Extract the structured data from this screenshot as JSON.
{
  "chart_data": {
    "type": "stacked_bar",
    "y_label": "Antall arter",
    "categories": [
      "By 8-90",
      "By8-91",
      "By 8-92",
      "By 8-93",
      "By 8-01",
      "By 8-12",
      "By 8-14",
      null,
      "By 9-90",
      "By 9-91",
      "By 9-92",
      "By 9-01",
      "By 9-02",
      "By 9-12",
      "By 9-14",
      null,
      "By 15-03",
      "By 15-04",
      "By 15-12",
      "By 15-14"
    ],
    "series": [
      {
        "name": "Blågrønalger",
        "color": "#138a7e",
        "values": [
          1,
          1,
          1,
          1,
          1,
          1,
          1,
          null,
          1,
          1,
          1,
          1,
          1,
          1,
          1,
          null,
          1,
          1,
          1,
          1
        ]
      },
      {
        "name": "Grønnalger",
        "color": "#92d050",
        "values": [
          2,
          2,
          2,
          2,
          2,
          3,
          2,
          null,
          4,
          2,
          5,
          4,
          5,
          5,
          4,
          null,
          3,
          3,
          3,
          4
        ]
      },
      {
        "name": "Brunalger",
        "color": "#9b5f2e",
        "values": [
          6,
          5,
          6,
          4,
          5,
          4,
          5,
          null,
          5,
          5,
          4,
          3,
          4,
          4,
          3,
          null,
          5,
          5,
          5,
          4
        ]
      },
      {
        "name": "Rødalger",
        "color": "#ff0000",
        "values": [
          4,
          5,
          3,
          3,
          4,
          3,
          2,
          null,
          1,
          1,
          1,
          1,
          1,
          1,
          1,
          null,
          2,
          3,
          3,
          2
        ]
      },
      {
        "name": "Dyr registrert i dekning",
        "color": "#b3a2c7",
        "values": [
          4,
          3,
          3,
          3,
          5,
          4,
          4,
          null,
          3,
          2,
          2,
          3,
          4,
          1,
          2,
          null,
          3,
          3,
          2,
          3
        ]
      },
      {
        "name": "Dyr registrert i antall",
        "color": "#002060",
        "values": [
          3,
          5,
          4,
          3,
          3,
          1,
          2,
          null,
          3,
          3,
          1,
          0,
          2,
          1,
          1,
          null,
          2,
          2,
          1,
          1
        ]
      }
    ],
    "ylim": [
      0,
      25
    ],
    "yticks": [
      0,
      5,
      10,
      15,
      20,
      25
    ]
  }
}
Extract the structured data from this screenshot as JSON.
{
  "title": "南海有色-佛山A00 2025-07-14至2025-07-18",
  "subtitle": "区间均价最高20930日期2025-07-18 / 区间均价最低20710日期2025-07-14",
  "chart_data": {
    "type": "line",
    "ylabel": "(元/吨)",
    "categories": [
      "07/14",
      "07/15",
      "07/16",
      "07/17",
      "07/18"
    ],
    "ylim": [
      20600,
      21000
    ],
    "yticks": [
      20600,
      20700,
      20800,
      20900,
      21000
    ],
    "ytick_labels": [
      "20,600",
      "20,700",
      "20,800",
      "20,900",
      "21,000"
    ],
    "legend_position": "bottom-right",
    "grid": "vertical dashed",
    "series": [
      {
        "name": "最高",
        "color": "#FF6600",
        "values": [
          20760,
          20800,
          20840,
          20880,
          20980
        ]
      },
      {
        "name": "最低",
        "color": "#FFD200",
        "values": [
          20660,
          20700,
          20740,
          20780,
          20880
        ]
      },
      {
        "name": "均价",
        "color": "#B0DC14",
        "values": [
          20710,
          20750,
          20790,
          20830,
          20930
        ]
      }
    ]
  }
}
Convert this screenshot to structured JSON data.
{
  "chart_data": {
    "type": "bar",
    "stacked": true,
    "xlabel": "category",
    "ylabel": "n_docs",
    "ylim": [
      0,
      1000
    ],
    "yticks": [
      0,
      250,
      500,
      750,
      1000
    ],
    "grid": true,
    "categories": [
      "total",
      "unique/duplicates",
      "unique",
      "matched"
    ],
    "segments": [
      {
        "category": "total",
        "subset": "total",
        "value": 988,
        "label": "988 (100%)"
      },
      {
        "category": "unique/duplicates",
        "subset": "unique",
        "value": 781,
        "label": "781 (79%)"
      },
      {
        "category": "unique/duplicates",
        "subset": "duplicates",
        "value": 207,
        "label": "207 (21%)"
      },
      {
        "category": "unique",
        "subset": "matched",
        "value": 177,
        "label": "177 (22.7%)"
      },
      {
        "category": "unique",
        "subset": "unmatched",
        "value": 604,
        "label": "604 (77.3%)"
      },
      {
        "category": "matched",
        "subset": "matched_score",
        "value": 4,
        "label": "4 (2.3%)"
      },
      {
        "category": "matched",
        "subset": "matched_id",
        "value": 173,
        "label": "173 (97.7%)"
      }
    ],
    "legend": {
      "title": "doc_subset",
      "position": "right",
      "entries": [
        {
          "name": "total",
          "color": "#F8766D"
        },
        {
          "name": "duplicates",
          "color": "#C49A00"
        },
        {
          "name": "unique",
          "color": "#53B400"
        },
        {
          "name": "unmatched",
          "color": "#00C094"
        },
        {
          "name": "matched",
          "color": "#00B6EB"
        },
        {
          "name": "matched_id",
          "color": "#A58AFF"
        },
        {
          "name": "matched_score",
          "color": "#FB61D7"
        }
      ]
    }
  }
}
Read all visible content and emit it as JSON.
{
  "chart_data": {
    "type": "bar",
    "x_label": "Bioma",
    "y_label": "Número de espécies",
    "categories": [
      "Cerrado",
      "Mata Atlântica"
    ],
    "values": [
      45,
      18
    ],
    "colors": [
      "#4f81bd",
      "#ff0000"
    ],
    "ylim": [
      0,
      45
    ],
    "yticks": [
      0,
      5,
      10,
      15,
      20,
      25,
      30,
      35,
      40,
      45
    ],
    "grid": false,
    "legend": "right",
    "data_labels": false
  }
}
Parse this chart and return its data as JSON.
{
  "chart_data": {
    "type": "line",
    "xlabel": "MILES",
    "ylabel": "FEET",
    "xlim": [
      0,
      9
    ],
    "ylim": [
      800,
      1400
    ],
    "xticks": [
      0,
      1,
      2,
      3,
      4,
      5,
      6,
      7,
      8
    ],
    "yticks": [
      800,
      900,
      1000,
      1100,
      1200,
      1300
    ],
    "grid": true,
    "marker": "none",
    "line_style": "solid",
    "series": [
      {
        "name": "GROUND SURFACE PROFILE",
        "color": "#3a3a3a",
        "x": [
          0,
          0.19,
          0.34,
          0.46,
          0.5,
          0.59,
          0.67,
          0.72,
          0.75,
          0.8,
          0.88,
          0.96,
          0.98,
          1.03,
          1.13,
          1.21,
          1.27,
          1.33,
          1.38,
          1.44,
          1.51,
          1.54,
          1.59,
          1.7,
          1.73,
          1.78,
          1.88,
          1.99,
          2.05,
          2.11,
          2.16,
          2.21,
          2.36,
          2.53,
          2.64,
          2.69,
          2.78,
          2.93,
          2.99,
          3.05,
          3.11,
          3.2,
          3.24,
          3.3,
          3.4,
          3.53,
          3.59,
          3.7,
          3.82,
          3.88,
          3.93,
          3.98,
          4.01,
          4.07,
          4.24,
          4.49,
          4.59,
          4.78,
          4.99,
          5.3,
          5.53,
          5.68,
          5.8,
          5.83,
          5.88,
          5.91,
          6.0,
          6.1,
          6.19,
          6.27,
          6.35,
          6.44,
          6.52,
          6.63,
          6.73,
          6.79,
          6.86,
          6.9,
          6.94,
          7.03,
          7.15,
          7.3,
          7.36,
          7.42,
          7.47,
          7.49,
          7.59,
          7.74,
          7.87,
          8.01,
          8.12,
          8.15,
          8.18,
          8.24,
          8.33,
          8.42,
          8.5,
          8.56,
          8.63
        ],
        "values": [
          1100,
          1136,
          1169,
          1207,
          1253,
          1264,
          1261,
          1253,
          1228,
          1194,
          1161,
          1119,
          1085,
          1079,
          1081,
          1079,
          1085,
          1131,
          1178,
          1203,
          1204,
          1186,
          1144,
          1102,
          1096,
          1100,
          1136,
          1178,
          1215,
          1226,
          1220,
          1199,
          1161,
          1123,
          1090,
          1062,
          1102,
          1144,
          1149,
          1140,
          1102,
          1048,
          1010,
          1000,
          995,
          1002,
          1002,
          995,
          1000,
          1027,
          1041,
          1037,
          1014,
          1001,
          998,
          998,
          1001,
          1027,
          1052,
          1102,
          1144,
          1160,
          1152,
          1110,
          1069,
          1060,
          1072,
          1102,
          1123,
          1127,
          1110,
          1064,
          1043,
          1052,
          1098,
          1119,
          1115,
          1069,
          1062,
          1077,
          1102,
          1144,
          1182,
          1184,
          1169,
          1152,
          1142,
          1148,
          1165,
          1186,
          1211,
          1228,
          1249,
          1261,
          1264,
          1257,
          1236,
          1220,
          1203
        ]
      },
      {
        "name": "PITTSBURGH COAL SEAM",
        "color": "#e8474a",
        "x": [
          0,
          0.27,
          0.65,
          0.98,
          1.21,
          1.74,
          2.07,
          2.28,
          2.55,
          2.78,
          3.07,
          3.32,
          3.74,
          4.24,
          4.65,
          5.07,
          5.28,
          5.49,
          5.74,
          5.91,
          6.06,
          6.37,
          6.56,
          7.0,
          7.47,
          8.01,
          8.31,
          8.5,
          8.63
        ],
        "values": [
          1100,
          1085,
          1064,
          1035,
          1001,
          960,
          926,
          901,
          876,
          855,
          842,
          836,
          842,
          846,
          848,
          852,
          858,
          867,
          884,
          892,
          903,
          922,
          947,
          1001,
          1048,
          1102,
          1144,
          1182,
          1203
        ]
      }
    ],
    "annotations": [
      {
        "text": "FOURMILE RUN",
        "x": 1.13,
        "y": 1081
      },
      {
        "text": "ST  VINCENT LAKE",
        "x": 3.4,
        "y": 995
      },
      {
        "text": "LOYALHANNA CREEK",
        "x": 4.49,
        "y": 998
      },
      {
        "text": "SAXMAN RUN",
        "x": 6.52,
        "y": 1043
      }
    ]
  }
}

○ ○ ○ ○ ○ ○ ○

→ **Work to be completed**
Copy, from the material, each line that holds the string "right".

→ **Result**
    "legend_position": "bottom-right",
      "position": "right",
    "legend": "right",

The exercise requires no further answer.